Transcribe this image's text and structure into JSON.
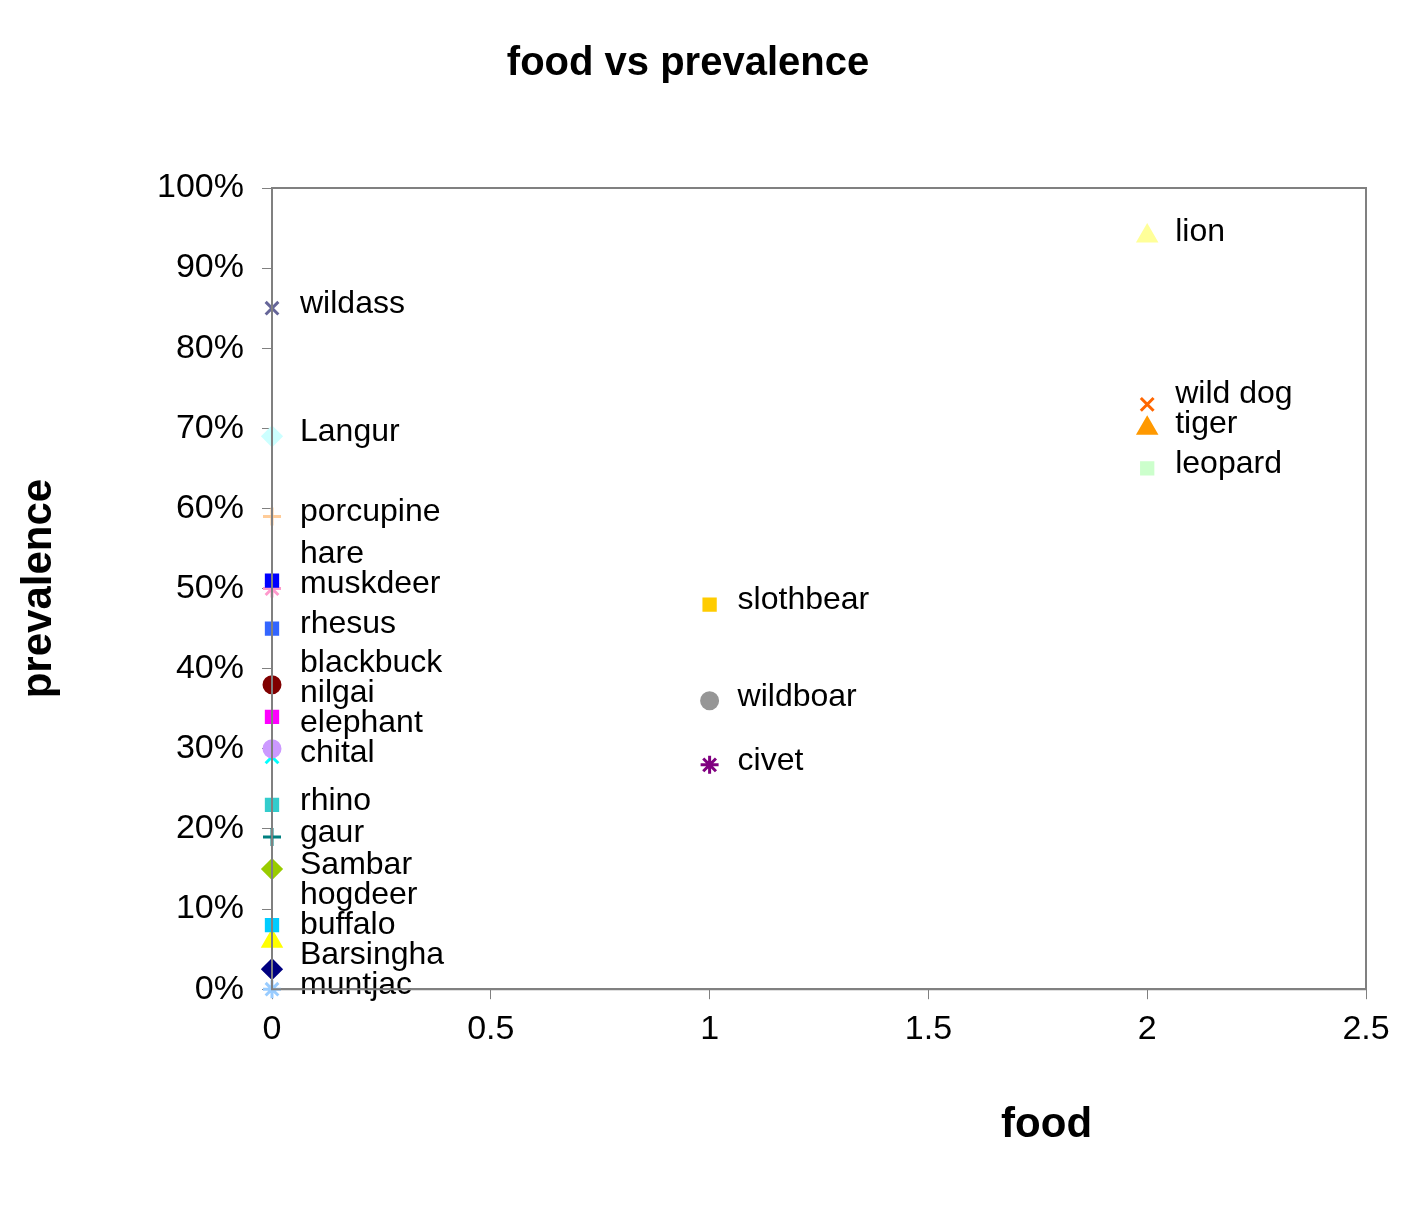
{
  "chart_data": {
    "type": "scatter",
    "title": "food vs prevalence",
    "xlabel": "food",
    "ylabel": "prevalence",
    "xlim": [
      0,
      2.5
    ],
    "xticks": [
      0,
      0.5,
      1,
      1.5,
      2,
      2.5
    ],
    "ylim": [
      0,
      100
    ],
    "yticks": [
      {
        "value": 0,
        "label": "0%"
      },
      {
        "value": 10,
        "label": "10%"
      },
      {
        "value": 20,
        "label": "20%"
      },
      {
        "value": 30,
        "label": "30%"
      },
      {
        "value": 40,
        "label": "40%"
      },
      {
        "value": 50,
        "label": "50%"
      },
      {
        "value": 60,
        "label": "60%"
      },
      {
        "value": 70,
        "label": "70%"
      },
      {
        "value": 80,
        "label": "80%"
      },
      {
        "value": 90,
        "label": "90%"
      },
      {
        "value": 100,
        "label": "100%"
      }
    ],
    "grid": false,
    "legend": false,
    "series": [
      {
        "name": "wildass",
        "color": "#666699",
        "marker": "x",
        "x": [
          0
        ],
        "values": [
          85
        ]
      },
      {
        "name": "Langur",
        "color": "#ccffff",
        "marker": "diamond",
        "x": [
          0
        ],
        "values": [
          69
        ]
      },
      {
        "name": "porcupine",
        "color": "#ffcc99",
        "marker": "plus",
        "x": [
          0
        ],
        "values": [
          59
        ]
      },
      {
        "name": "hare",
        "color": "#0000ff",
        "marker": "square",
        "x": [
          0
        ],
        "values": [
          51
        ]
      },
      {
        "name": "muskdeer",
        "color": "#ff99cc",
        "marker": "cross",
        "x": [
          0
        ],
        "values": [
          50
        ]
      },
      {
        "name": "rhesus",
        "color": "#3366ff",
        "marker": "square",
        "x": [
          0
        ],
        "values": [
          45
        ]
      },
      {
        "name": "elephant",
        "color": "#cc99ff",
        "marker": "circle",
        "x": [
          0
        ],
        "values": [
          30
        ]
      },
      {
        "name": "blackbuck",
        "color": "#800000",
        "marker": "circle",
        "x": [
          0
        ],
        "values": [
          38
        ]
      },
      {
        "name": "nilgai",
        "color": "#ff00ff",
        "marker": "square",
        "x": [
          0
        ],
        "values": [
          34
        ]
      },
      {
        "name": "chital",
        "color": "#00ffff",
        "marker": "x",
        "x": [
          0
        ],
        "values": [
          29
        ]
      },
      {
        "name": "rhino",
        "color": "#33cccc",
        "marker": "square",
        "x": [
          0
        ],
        "values": [
          23
        ]
      },
      {
        "name": "gaur",
        "color": "#008080",
        "marker": "plus",
        "x": [
          0
        ],
        "values": [
          19
        ]
      },
      {
        "name": "Sambar",
        "color": "#99cc00",
        "marker": "diamond",
        "x": [
          0
        ],
        "values": [
          15
        ]
      },
      {
        "name": "hogdeer",
        "color": "#00ccff",
        "marker": "square",
        "x": [
          0
        ],
        "values": [
          8
        ]
      },
      {
        "name": "buffalo",
        "color": "#ffff00",
        "marker": "triangle",
        "x": [
          0
        ],
        "values": [
          6
        ]
      },
      {
        "name": "Barsingha",
        "color": "#000080",
        "marker": "diamond",
        "x": [
          0
        ],
        "values": [
          2.5
        ]
      },
      {
        "name": "muntjac",
        "color": "#99ccff",
        "marker": "cross",
        "x": [
          0
        ],
        "values": [
          0
        ]
      },
      {
        "name": "slothbear",
        "color": "#ffcc00",
        "marker": "square",
        "x": [
          1
        ],
        "values": [
          48
        ]
      },
      {
        "name": "wildboar",
        "color": "#969696",
        "marker": "circle",
        "x": [
          1
        ],
        "values": [
          36
        ]
      },
      {
        "name": "civet",
        "color": "#800080",
        "marker": "cross",
        "x": [
          1
        ],
        "values": [
          28
        ]
      },
      {
        "name": "lion",
        "color": "#ffff99",
        "marker": "triangle",
        "x": [
          2
        ],
        "values": [
          94
        ]
      },
      {
        "name": "wild dog",
        "color": "#ff6600",
        "marker": "x",
        "x": [
          2
        ],
        "values": [
          73
        ]
      },
      {
        "name": "tiger",
        "color": "#ff9900",
        "marker": "triangle",
        "x": [
          2
        ],
        "values": [
          70
        ]
      },
      {
        "name": "leopard",
        "color": "#ccffcc",
        "marker": "square",
        "x": [
          2
        ],
        "values": [
          65
        ]
      }
    ]
  }
}
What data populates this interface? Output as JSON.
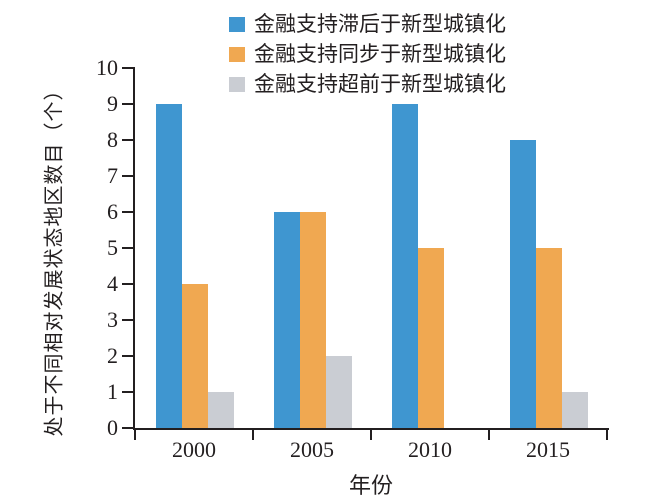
{
  "chart_data": {
    "type": "bar",
    "title": "",
    "categories": [
      "2000",
      "2005",
      "2010",
      "2015"
    ],
    "series": [
      {
        "name": "金融支持滞后于新型城镇化",
        "color": "#3f96d0",
        "values": [
          9,
          6,
          9,
          8
        ]
      },
      {
        "name": "金融支持同步于新型城镇化",
        "color": "#f0a851",
        "values": [
          4,
          6,
          5,
          5
        ]
      },
      {
        "name": "金融支持超前于新型城镇化",
        "color": "#cacdd3",
        "values": [
          1,
          2,
          0,
          1
        ]
      }
    ],
    "xlabel": "年份",
    "ylabel": "处于不同相对发展状态地区数目（个）",
    "ylim": [
      0,
      10
    ],
    "yticks": [
      0,
      1,
      2,
      3,
      4,
      5,
      6,
      7,
      8,
      9,
      10
    ],
    "grid": false,
    "legend_position": "top-center"
  },
  "colors": {
    "axis": "#231f20",
    "text": "#231f20",
    "background": "#ffffff"
  }
}
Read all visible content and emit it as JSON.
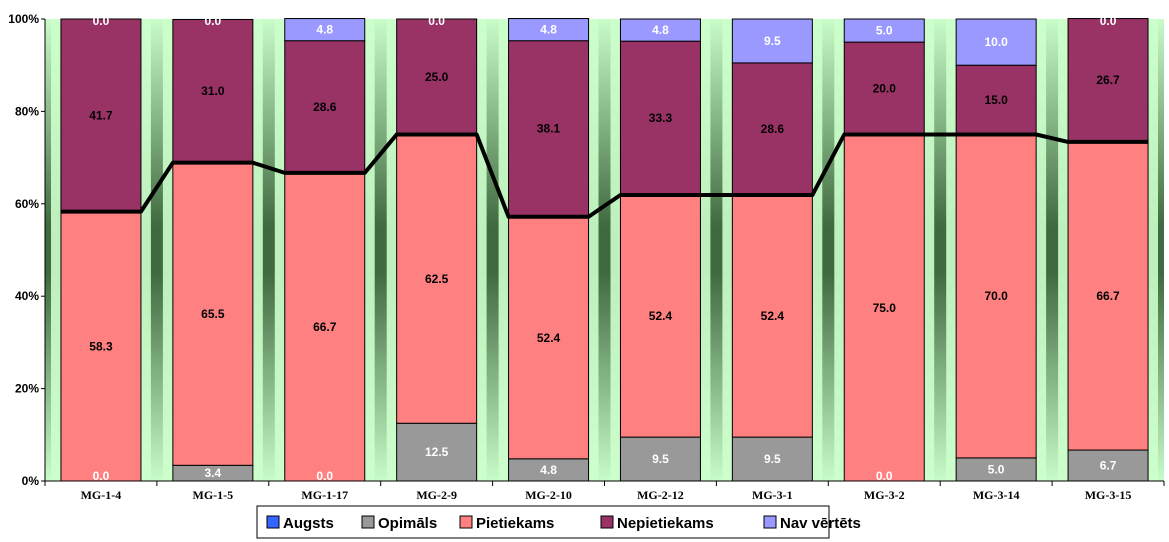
{
  "chart_data": {
    "type": "bar",
    "stacked": true,
    "percent_stacked": true,
    "categories": [
      "MG-1-4",
      "MG-1-5",
      "MG-1-17",
      "MG-2-9",
      "MG-2-10",
      "MG-2-12",
      "MG-3-1",
      "MG-3-2",
      "MG-3-14",
      "MG-3-15"
    ],
    "series": [
      {
        "name": "Augsts",
        "color": "#3366ff",
        "values": [
          0,
          0,
          0,
          0,
          0,
          0,
          0,
          0,
          0,
          0
        ],
        "labels": false
      },
      {
        "name": "Opimāls",
        "color": "#999999",
        "values": [
          0.0,
          3.4,
          0.0,
          12.5,
          4.8,
          9.5,
          9.5,
          0.0,
          5.0,
          6.7
        ]
      },
      {
        "name": "Pietiekams",
        "color": "#ff8080",
        "values": [
          58.3,
          65.5,
          66.7,
          62.5,
          52.4,
          52.4,
          52.4,
          75.0,
          70.0,
          66.7
        ]
      },
      {
        "name": "Nepietiekams",
        "color": "#993366",
        "values": [
          41.7,
          31.0,
          28.6,
          25.0,
          38.1,
          33.3,
          28.6,
          20.0,
          15.0,
          26.7
        ]
      },
      {
        "name": "Nav vērtēts",
        "color": "#9999ff",
        "values": [
          0.0,
          0.0,
          4.8,
          0.0,
          4.8,
          4.8,
          9.5,
          5.0,
          10.0,
          0.0
        ]
      }
    ],
    "unit_label": "%",
    "ylim": [
      0,
      100
    ],
    "yticks": [
      "0%",
      "20%",
      "40%",
      "60%",
      "80%",
      "100%"
    ],
    "grid": false,
    "legend_position": "bottom",
    "background_gradient": [
      "#ccffcc",
      "#336633"
    ],
    "overlay_line_color": "#000000"
  }
}
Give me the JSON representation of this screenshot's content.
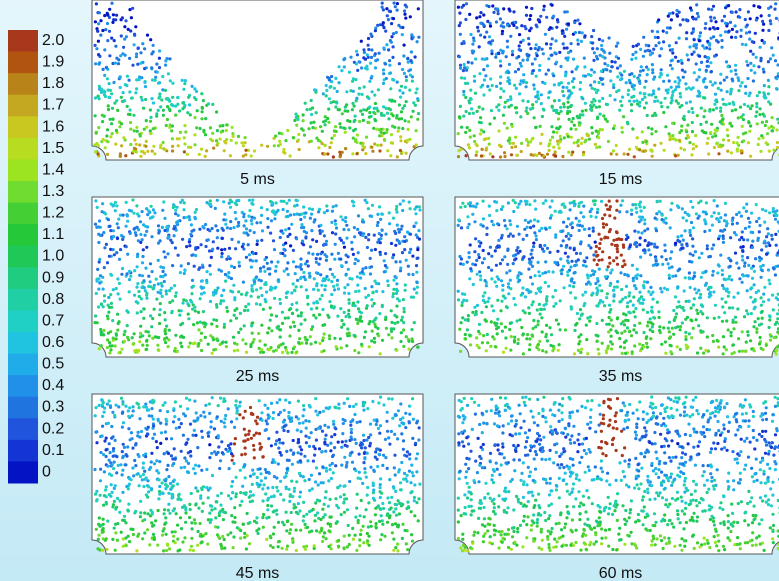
{
  "colorbar": {
    "labels": [
      "2.0",
      "1.9",
      "1.8",
      "1.7",
      "1.6",
      "1.5",
      "1.4",
      "1.3",
      "1.2",
      "1.1",
      "1.0",
      "0.9",
      "0.8",
      "0.7",
      "0.6",
      "0.5",
      "0.4",
      "0.3",
      "0.2",
      "0.1",
      "0"
    ],
    "colors": [
      "#a8381c",
      "#b05410",
      "#b8841a",
      "#c4a822",
      "#c8c820",
      "#b8dc20",
      "#9ce420",
      "#70dc30",
      "#44d034",
      "#24c838",
      "#20c858",
      "#20cc80",
      "#20d0a4",
      "#20d0c4",
      "#20c4e0",
      "#20ace8",
      "#2090e8",
      "#2074e0",
      "#2054dc",
      "#1434d4",
      "#0414c4"
    ]
  },
  "panels": [
    {
      "label": "5 ms"
    },
    {
      "label": "15 ms"
    },
    {
      "label": "25 ms"
    },
    {
      "label": "35 ms"
    },
    {
      "label": "45 ms"
    },
    {
      "label": "60 ms"
    }
  ]
}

━━━━

** What is needed **
Check every line of the data above for the string "food", and copy those that have it.

** Correct response **
    "title": "food vs prevalence",
    "xlabel": "food",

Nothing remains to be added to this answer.